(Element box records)
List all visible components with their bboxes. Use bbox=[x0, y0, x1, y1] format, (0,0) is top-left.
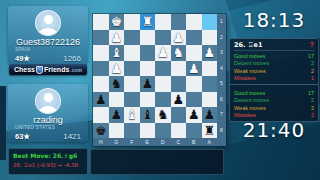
player-name: Guest38722126 bbox=[8, 37, 88, 47]
square-h4[interactable] bbox=[93, 61, 109, 77]
square-f5[interactable] bbox=[124, 76, 140, 92]
square-d7[interactable]: ♞ bbox=[155, 107, 171, 123]
square-h2[interactable] bbox=[93, 30, 109, 46]
square-a4[interactable] bbox=[202, 61, 218, 77]
stat-row-good: Good moves17 bbox=[234, 53, 314, 59]
player-stars: 49★ bbox=[15, 54, 30, 63]
square-a2[interactable] bbox=[202, 30, 218, 46]
square-e5[interactable]: ♟ bbox=[140, 76, 156, 92]
current-move-label: 26. ♖e1 bbox=[234, 41, 263, 49]
square-d1[interactable] bbox=[155, 14, 171, 30]
square-f7[interactable]: ♝ bbox=[124, 107, 140, 123]
square-a7[interactable]: ♟ bbox=[202, 107, 218, 123]
square-c6[interactable]: ♟ bbox=[171, 92, 187, 108]
square-d6[interactable] bbox=[155, 92, 171, 108]
played-move-eval-text: 26. ♖e1 (-0.93) → -4.38 bbox=[13, 162, 83, 169]
square-a5[interactable] bbox=[202, 76, 218, 92]
square-e6[interactable] bbox=[140, 92, 156, 108]
square-c7[interactable] bbox=[171, 107, 187, 123]
background-edge bbox=[0, 86, 6, 160]
avatar-silhouette bbox=[39, 28, 57, 36]
black-rook: ♜ bbox=[202, 123, 218, 139]
player-country: UNITED STATES bbox=[15, 125, 88, 131]
avatar bbox=[35, 88, 61, 114]
square-h1[interactable] bbox=[93, 14, 109, 30]
rank-labels: 12345678 bbox=[217, 14, 226, 138]
avatar bbox=[35, 10, 61, 36]
chess-board: ♚♜♟♟♝♟♞♟♟♟♞♟♟♟♟♝♝♞♟♟♚♜ 12345678 HGFEDCBA bbox=[93, 14, 226, 146]
white-pawn: ♟ bbox=[186, 61, 202, 77]
square-e3[interactable] bbox=[140, 45, 156, 61]
white-pawn: ♟ bbox=[171, 30, 187, 46]
square-c1[interactable] bbox=[171, 14, 187, 30]
game-analysis-screen: Guest38722126 SPAIN 49★ 1266 Chess ♘ Fri… bbox=[0, 0, 320, 180]
square-a1[interactable] bbox=[202, 14, 218, 30]
square-g8[interactable] bbox=[109, 123, 125, 139]
black-king: ♚ bbox=[93, 123, 109, 139]
square-a6[interactable] bbox=[202, 92, 218, 108]
square-f4[interactable] bbox=[124, 61, 140, 77]
square-b1[interactable] bbox=[186, 14, 202, 30]
rank-label-2: 2 bbox=[217, 30, 226, 46]
file-label-d: D bbox=[155, 138, 171, 146]
square-c2[interactable]: ♟ bbox=[171, 30, 187, 46]
stat-row-decent: Decent moves2 bbox=[234, 60, 314, 66]
clock-bottom: 21:40 bbox=[230, 118, 318, 142]
avatar-silhouette bbox=[44, 15, 53, 24]
stat-row-mistake: Mistakes1 bbox=[234, 75, 314, 81]
move-stats-bottom: Good moves17Decent moves2Weak moves2Mist… bbox=[229, 84, 319, 122]
file-label-c: C bbox=[171, 138, 187, 146]
file-label-b: B bbox=[186, 138, 202, 146]
black-pawn: ♟ bbox=[93, 92, 109, 108]
stat-row-weak: Weak moves2 bbox=[234, 68, 314, 74]
player-card-top: Guest38722126 SPAIN 49★ 1266 bbox=[8, 6, 88, 64]
black-bishop: ♝ bbox=[140, 107, 156, 123]
square-d5[interactable] bbox=[155, 76, 171, 92]
rank-label-6: 6 bbox=[217, 92, 226, 108]
square-g1[interactable]: ♚ bbox=[109, 14, 125, 30]
square-c3[interactable]: ♞ bbox=[171, 45, 187, 61]
white-rook: ♜ bbox=[140, 14, 156, 30]
white-bishop: ♝ bbox=[109, 45, 125, 61]
stat-row-decent: Decent moves2 bbox=[234, 97, 314, 103]
square-f6[interactable] bbox=[124, 92, 140, 108]
black-pawn: ♟ bbox=[140, 76, 156, 92]
file-label-a: A bbox=[202, 138, 218, 146]
rank-label-7: 7 bbox=[217, 107, 226, 123]
square-a8[interactable]: ♜ bbox=[202, 123, 218, 139]
player-rating: 1421 bbox=[63, 132, 81, 141]
square-e7[interactable]: ♝ bbox=[140, 107, 156, 123]
white-bishop: ♝ bbox=[124, 107, 140, 123]
rank-label-4: 4 bbox=[217, 61, 226, 77]
square-b6[interactable] bbox=[186, 92, 202, 108]
avatar-silhouette bbox=[39, 106, 57, 114]
file-label-f: F bbox=[124, 138, 140, 146]
black-knight: ♞ bbox=[155, 107, 171, 123]
square-f3[interactable] bbox=[124, 45, 140, 61]
square-h3[interactable] bbox=[93, 45, 109, 61]
mistake-mark: ? bbox=[310, 41, 314, 48]
player-card-bottom: rzading UNITED STATES 63★ 1421 bbox=[8, 84, 88, 142]
best-move-text: Best Move: 26.♗g6 bbox=[13, 152, 83, 159]
square-d3[interactable]: ♟ bbox=[155, 45, 171, 61]
clock-top: 18:13 bbox=[230, 8, 318, 32]
black-pawn: ♟ bbox=[109, 107, 125, 123]
rank-label-8: 8 bbox=[217, 123, 226, 139]
square-e4[interactable] bbox=[140, 61, 156, 77]
file-label-g: G bbox=[109, 138, 125, 146]
square-g5[interactable]: ♞ bbox=[109, 76, 125, 92]
square-b5[interactable] bbox=[186, 76, 202, 92]
file-labels: HGFEDCBA bbox=[93, 138, 217, 146]
square-e1[interactable]: ♜ bbox=[140, 14, 156, 30]
rank-label-1: 1 bbox=[217, 14, 226, 30]
player-stars: 63★ bbox=[15, 132, 30, 141]
square-b8[interactable] bbox=[186, 123, 202, 139]
square-f2[interactable] bbox=[124, 30, 140, 46]
player-rating: 1266 bbox=[63, 54, 81, 63]
stat-row-good: Good moves17 bbox=[234, 90, 314, 96]
black-knight: ♞ bbox=[109, 76, 125, 92]
square-g2[interactable]: ♟ bbox=[109, 30, 125, 46]
square-e2[interactable] bbox=[140, 30, 156, 46]
square-c5[interactable] bbox=[171, 76, 187, 92]
square-b4[interactable]: ♟ bbox=[186, 61, 202, 77]
square-b2[interactable] bbox=[186, 30, 202, 46]
rank-label-5: 5 bbox=[217, 76, 226, 92]
square-h8[interactable]: ♚ bbox=[93, 123, 109, 139]
square-g4[interactable]: ♟ bbox=[109, 61, 125, 77]
player-country: SPAIN bbox=[15, 47, 88, 53]
square-a3[interactable]: ♟ bbox=[202, 45, 218, 61]
white-king: ♚ bbox=[109, 14, 125, 30]
white-pawn: ♟ bbox=[155, 45, 171, 61]
square-b3[interactable] bbox=[186, 45, 202, 61]
square-c4[interactable] bbox=[171, 61, 187, 77]
logo-text-dotcom: .com bbox=[70, 67, 82, 73]
square-h5[interactable] bbox=[93, 76, 109, 92]
square-d8[interactable] bbox=[155, 123, 171, 139]
square-g7[interactable]: ♟ bbox=[109, 107, 125, 123]
site-logo: Chess ♘ Friends .com bbox=[9, 64, 87, 75]
avatar-silhouette bbox=[44, 93, 53, 102]
board-squares: ♚♜♟♟♝♟♞♟♟♟♞♟♟♟♟♝♝♞♟♟♚♜ bbox=[93, 14, 217, 138]
square-h7[interactable] bbox=[93, 107, 109, 123]
black-pawn: ♟ bbox=[202, 107, 218, 123]
square-f1[interactable] bbox=[124, 14, 140, 30]
move-stats-top: 26. ♖e1 ? Good moves17Decent moves2Weak … bbox=[229, 38, 319, 85]
best-move-box: Best Move: 26.♗g6 26. ♖e1 (-0.93) → -4.3… bbox=[8, 148, 88, 175]
square-g6[interactable] bbox=[109, 92, 125, 108]
square-d2[interactable] bbox=[155, 30, 171, 46]
square-h6[interactable]: ♟ bbox=[93, 92, 109, 108]
square-g3[interactable]: ♝ bbox=[109, 45, 125, 61]
white-pawn: ♟ bbox=[109, 30, 125, 46]
knight-shield-icon: ♘ bbox=[36, 66, 43, 74]
square-d4[interactable] bbox=[155, 61, 171, 77]
square-f8[interactable] bbox=[124, 123, 140, 139]
rank-label-3: 3 bbox=[217, 45, 226, 61]
black-pawn: ♟ bbox=[171, 92, 187, 108]
white-pawn: ♟ bbox=[109, 61, 125, 77]
move-list-panel bbox=[90, 149, 224, 175]
white-knight: ♞ bbox=[171, 45, 187, 61]
square-e8[interactable] bbox=[140, 123, 156, 139]
black-pawn: ♟ bbox=[186, 107, 202, 123]
player-name: rzading bbox=[8, 115, 88, 125]
square-c8[interactable] bbox=[171, 123, 187, 139]
logo-text-friends: Friends bbox=[44, 66, 69, 73]
square-b7[interactable]: ♟ bbox=[186, 107, 202, 123]
white-pawn: ♟ bbox=[202, 45, 218, 61]
file-label-h: H bbox=[93, 138, 109, 146]
stat-row-weak: Weak moves2 bbox=[234, 105, 314, 111]
file-label-e: E bbox=[140, 138, 156, 146]
logo-text-chess: Chess bbox=[14, 66, 35, 73]
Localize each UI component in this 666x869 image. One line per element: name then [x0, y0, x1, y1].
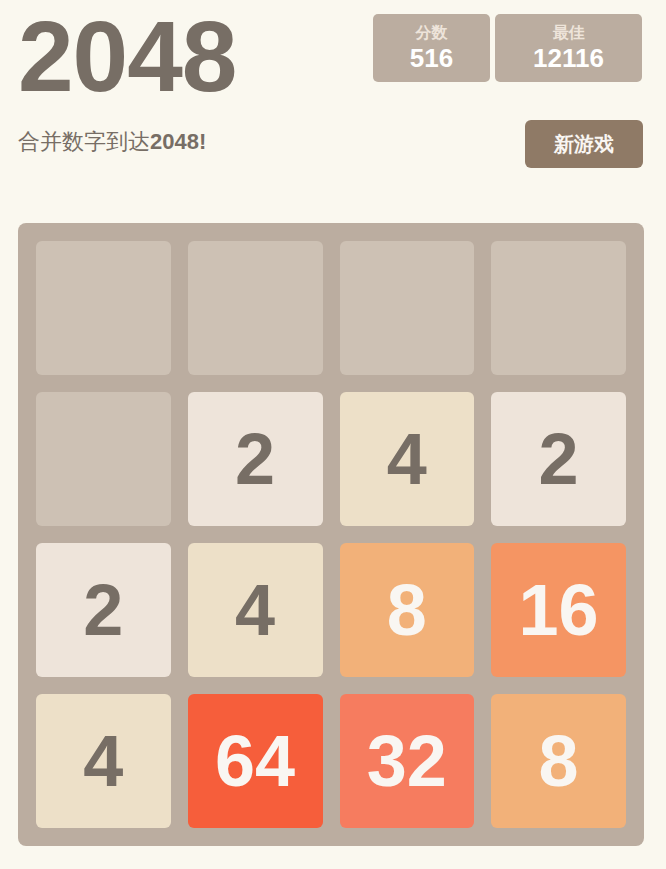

§ **What is needed**:
Rewrite the lines from the one containing "player-name: Guest38722126 bbox=[8, 37, 88, 47]" through the one containing "black-king: ♚ bbox=[93, 123, 109, 139]", inclusive, changing every "interactable" to "clickable" and leaving everything else unchanged.

§ **Task output**:
player-name: Guest38722126 bbox=[8, 37, 88, 47]
square-h4[clickable] bbox=[93, 61, 109, 77]
square-f5[clickable] bbox=[124, 76, 140, 92]
square-d7[clickable]: ♞ bbox=[155, 107, 171, 123]
square-h2[clickable] bbox=[93, 30, 109, 46]
square-a4[clickable] bbox=[202, 61, 218, 77]
stat-row-good: Good moves17 bbox=[234, 53, 314, 59]
player-stars: 49★ bbox=[15, 54, 30, 63]
square-a2[clickable] bbox=[202, 30, 218, 46]
square-e5[clickable]: ♟ bbox=[140, 76, 156, 92]
current-move-label: 26. ♖e1 bbox=[234, 41, 263, 49]
square-d1[clickable] bbox=[155, 14, 171, 30]
square-f7[clickable]: ♝ bbox=[124, 107, 140, 123]
square-a7[clickable]: ♟ bbox=[202, 107, 218, 123]
square-c6[clickable]: ♟ bbox=[171, 92, 187, 108]
square-d6[clickable] bbox=[155, 92, 171, 108]
played-move-eval-text: 26. ♖e1 (-0.93) → -4.38 bbox=[13, 162, 83, 169]
square-a5[clickable] bbox=[202, 76, 218, 92]
square-e6[clickable] bbox=[140, 92, 156, 108]
square-c7[clickable] bbox=[171, 107, 187, 123]
background-edge bbox=[0, 86, 6, 160]
avatar-silhouette bbox=[39, 28, 57, 36]
black-rook: ♜ bbox=[202, 123, 218, 139]
player-country: UNITED STATES bbox=[15, 125, 88, 131]
avatar bbox=[35, 88, 61, 114]
square-h1[clickable] bbox=[93, 14, 109, 30]
rank-labels: 12345678 bbox=[217, 14, 226, 138]
avatar bbox=[35, 10, 61, 36]
chess-board: ♚♜♟♟♝♟♞♟♟♟♞♟♟♟♟♝♝♞♟♟♚♜ 12345678 HGFEDCBA bbox=[93, 14, 226, 146]
white-pawn: ♟ bbox=[186, 61, 202, 77]
square-e3[clickable] bbox=[140, 45, 156, 61]
white-pawn: ♟ bbox=[171, 30, 187, 46]
square-c1[clickable] bbox=[171, 14, 187, 30]
game-analysis-screen: Guest38722126 SPAIN 49★ 1266 Chess ♘ Fri… bbox=[0, 0, 320, 180]
square-a1[clickable] bbox=[202, 14, 218, 30]
square-g8[clickable] bbox=[109, 123, 125, 139]
black-king: ♚ bbox=[93, 123, 109, 139]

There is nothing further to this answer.